> **Problem**: Filter the entries below, keeping every line that has the word "Transaction".

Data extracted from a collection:

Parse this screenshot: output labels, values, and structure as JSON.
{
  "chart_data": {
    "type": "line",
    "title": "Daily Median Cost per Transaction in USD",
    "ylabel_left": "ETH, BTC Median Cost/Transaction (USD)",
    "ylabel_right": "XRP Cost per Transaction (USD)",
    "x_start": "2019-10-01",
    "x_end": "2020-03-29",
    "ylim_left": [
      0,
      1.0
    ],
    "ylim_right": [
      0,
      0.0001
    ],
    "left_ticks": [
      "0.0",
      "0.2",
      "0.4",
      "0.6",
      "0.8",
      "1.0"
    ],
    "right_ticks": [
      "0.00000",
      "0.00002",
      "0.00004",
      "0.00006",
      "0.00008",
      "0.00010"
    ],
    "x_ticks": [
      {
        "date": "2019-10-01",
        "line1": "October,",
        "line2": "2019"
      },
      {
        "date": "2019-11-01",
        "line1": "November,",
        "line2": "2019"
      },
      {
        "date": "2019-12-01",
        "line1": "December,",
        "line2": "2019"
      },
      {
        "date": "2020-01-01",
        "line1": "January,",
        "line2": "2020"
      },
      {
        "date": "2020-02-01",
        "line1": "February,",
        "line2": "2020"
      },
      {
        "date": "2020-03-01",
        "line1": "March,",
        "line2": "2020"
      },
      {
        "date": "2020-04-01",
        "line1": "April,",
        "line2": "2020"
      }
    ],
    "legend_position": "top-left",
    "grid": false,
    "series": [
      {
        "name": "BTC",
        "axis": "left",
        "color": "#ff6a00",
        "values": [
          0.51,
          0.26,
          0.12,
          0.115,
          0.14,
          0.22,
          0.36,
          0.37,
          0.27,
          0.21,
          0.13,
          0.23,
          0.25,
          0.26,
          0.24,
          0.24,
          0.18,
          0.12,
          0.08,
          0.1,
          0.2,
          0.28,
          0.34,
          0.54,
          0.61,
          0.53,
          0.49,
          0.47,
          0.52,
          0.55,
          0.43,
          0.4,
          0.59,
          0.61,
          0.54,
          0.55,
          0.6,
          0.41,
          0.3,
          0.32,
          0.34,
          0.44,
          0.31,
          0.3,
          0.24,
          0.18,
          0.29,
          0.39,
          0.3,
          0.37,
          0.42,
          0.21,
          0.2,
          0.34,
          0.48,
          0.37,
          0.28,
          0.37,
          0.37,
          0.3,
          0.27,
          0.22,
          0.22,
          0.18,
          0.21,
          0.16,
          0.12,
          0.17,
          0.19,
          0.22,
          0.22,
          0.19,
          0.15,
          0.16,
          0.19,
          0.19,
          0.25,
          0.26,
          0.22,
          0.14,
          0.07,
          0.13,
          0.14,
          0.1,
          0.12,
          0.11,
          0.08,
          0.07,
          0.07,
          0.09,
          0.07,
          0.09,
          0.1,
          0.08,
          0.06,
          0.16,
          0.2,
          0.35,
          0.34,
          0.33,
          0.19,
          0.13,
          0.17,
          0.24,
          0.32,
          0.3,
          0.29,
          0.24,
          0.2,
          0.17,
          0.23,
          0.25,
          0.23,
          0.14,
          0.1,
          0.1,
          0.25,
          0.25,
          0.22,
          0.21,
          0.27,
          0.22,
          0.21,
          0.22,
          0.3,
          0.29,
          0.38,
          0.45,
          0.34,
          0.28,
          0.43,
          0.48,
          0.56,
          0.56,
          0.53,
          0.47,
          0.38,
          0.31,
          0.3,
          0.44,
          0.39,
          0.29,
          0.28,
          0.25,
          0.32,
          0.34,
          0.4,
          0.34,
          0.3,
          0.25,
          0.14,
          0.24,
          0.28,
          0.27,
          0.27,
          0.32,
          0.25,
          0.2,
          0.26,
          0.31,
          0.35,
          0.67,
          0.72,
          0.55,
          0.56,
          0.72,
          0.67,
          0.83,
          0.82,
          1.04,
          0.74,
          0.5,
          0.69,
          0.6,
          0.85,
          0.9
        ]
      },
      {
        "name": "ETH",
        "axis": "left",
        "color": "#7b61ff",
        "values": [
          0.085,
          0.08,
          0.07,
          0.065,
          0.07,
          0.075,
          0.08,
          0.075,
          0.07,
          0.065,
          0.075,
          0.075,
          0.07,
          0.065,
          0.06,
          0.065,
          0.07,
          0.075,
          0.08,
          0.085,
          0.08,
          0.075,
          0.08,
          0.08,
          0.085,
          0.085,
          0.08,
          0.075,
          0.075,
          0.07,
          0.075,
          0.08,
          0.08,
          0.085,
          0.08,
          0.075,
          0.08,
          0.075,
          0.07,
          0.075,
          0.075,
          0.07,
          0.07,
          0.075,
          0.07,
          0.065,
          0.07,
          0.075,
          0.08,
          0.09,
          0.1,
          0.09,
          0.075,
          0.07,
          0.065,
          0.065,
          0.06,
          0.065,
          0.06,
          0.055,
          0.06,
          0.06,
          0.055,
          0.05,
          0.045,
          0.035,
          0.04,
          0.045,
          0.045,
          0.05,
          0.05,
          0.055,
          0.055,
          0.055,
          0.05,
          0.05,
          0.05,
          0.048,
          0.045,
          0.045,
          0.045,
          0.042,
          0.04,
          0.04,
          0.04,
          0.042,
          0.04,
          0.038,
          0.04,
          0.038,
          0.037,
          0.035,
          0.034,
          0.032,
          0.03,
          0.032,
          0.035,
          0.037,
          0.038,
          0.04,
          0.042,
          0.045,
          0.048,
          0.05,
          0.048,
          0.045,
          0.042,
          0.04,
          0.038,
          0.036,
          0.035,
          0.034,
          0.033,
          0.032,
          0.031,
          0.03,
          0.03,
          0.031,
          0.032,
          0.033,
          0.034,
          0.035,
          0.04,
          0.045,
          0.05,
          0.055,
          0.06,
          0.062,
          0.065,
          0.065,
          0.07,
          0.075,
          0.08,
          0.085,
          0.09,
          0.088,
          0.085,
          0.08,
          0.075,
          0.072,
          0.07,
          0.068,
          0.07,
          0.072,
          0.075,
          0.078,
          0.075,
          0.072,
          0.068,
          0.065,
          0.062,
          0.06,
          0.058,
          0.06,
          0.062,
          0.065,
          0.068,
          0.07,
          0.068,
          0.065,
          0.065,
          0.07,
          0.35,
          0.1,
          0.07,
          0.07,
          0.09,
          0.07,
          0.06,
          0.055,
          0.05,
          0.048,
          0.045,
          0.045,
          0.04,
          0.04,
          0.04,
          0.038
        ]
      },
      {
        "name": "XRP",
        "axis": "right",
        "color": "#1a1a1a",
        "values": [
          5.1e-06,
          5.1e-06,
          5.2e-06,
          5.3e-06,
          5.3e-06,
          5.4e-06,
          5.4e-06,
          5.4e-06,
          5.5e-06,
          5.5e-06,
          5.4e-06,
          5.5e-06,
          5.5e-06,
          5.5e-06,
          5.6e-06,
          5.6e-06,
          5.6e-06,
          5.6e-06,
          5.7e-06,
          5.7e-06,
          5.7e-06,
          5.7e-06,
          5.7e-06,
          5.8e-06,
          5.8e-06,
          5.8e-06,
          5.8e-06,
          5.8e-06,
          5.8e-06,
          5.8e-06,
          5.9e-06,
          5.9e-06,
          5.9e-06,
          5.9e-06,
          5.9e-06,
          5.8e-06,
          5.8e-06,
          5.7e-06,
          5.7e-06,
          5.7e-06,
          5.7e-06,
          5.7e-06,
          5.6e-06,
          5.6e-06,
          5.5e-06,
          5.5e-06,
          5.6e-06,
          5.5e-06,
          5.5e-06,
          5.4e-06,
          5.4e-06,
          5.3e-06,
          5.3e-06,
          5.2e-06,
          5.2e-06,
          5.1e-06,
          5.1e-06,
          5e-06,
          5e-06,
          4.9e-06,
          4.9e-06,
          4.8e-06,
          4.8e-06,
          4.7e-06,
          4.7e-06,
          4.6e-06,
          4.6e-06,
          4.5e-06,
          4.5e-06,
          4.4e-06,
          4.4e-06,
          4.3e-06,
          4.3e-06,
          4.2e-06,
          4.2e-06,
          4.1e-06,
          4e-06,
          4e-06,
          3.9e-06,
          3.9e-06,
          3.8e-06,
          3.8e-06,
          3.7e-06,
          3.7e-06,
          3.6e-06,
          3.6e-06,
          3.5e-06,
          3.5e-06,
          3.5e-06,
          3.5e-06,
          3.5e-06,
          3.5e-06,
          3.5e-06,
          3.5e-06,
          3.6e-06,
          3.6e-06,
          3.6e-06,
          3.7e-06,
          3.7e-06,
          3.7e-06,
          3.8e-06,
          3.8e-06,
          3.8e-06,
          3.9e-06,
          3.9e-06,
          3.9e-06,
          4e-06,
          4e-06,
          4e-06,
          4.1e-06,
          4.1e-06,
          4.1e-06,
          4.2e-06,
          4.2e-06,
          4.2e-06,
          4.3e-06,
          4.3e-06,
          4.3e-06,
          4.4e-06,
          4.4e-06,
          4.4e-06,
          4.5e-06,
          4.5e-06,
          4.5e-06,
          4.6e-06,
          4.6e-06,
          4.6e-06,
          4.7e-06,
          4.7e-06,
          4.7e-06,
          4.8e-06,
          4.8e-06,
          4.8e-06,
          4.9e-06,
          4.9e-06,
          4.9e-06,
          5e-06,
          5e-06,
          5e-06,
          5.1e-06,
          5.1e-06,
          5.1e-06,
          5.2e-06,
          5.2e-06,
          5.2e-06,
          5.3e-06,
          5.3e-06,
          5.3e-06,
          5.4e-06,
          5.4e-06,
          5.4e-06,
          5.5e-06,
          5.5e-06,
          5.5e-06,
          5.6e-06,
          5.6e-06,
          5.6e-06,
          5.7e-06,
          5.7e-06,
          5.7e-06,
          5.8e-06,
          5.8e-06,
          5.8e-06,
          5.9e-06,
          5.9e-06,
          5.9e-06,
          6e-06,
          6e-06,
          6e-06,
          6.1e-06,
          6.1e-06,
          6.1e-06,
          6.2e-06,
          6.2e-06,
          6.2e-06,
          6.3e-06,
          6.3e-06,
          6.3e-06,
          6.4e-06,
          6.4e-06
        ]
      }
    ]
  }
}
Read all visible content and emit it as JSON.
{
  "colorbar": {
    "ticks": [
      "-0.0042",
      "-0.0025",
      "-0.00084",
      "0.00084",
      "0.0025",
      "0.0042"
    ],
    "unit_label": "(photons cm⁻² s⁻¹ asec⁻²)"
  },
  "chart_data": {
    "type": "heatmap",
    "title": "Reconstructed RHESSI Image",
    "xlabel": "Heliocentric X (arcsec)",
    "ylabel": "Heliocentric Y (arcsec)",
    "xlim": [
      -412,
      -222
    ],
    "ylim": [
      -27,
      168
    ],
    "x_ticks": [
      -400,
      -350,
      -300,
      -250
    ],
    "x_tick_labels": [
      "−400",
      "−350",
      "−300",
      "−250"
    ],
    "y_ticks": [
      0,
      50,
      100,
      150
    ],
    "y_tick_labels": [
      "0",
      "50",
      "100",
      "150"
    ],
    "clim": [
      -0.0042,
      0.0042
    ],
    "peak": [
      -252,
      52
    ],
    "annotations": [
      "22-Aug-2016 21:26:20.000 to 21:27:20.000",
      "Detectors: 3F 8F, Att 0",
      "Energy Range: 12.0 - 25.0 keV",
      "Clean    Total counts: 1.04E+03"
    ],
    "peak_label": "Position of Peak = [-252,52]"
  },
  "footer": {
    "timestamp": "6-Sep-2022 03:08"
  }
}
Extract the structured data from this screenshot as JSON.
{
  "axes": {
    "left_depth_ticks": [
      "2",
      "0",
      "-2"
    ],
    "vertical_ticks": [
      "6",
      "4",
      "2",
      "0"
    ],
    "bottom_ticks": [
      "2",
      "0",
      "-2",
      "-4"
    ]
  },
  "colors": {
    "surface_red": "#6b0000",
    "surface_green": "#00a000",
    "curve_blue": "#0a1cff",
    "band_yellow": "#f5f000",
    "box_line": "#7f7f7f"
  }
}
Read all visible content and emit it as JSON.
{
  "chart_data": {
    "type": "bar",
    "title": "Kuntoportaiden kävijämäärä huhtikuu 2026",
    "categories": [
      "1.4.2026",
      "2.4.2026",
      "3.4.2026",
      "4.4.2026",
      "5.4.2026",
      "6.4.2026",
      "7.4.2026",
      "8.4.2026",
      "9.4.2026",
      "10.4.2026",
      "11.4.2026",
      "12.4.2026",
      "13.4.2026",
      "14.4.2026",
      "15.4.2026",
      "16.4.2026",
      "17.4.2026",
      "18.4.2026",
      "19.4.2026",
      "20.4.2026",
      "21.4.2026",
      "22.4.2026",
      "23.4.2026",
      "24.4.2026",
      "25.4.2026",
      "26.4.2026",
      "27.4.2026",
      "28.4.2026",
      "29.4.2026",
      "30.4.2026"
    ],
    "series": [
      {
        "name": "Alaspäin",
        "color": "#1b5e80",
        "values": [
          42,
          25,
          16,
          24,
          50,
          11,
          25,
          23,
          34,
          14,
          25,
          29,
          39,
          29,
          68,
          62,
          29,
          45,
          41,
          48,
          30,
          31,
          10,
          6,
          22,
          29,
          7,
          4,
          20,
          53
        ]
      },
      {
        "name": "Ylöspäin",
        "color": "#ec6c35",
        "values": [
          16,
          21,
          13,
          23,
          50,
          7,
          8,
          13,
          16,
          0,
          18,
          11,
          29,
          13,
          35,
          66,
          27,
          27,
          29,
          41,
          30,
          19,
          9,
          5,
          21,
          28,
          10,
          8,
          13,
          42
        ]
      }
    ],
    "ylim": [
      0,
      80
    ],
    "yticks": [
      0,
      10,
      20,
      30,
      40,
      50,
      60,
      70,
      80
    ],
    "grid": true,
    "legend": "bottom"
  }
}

> **Solution for this task**:
    "title": "Daily Median Cost per Transaction in USD",
    "ylabel_left": "ETH, BTC Median Cost/Transaction (USD)",
    "ylabel_right": "XRP Cost per Transaction (USD)",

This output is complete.